====== SOURCE MATERIAL ======

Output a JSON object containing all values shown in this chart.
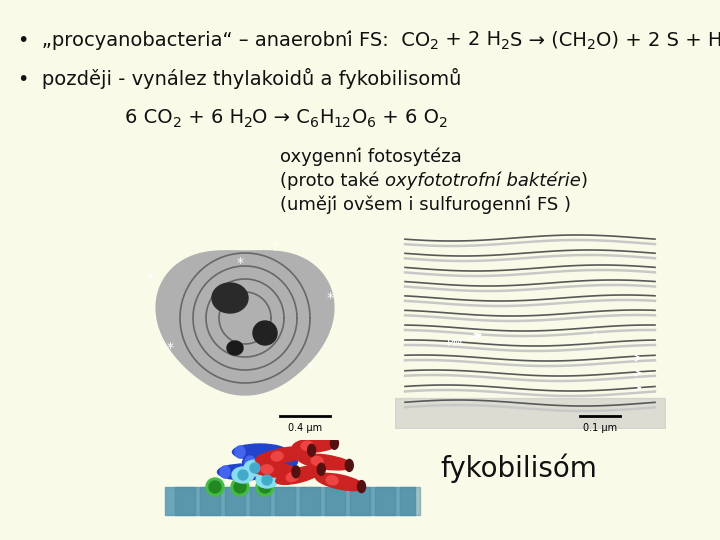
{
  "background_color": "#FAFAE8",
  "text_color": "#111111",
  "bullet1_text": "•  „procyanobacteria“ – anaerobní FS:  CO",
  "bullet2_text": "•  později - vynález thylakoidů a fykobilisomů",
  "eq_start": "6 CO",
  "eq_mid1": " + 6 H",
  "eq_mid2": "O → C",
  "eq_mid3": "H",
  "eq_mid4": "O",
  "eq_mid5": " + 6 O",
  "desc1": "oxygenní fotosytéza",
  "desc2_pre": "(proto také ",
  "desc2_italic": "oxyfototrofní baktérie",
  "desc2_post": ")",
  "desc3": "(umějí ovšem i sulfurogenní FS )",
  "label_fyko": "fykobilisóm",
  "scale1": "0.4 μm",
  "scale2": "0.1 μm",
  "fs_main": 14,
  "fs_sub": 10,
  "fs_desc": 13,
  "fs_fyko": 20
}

======

▸ THE TASK: Leaving the images out, return every record exactly.

▸ EXPECTED ANSWER:
Output a JSON object containing all values shown in this chart.
{
  "background_color": "#FAFAE8",
  "text_color": "#111111",
  "bullet1_text": "•  „procyanobacteria“ – anaerobní FS:  CO",
  "bullet2_text": "•  později - vynález thylakoidů a fykobilisomů",
  "eq_start": "6 CO",
  "eq_mid1": " + 6 H",
  "eq_mid2": "O → C",
  "eq_mid3": "H",
  "eq_mid4": "O",
  "eq_mid5": " + 6 O",
  "desc1": "oxygenní fotosytéza",
  "desc2_pre": "(proto také ",
  "desc2_italic": "oxyfototrofní baktérie",
  "desc2_post": ")",
  "desc3": "(umějí ovšem i sulfurogenní FS )",
  "label_fyko": "fykobilisóm",
  "scale1": "0.4 μm",
  "scale2": "0.1 μm",
  "fs_main": 14,
  "fs_sub": 10,
  "fs_desc": 13,
  "fs_fyko": 20
}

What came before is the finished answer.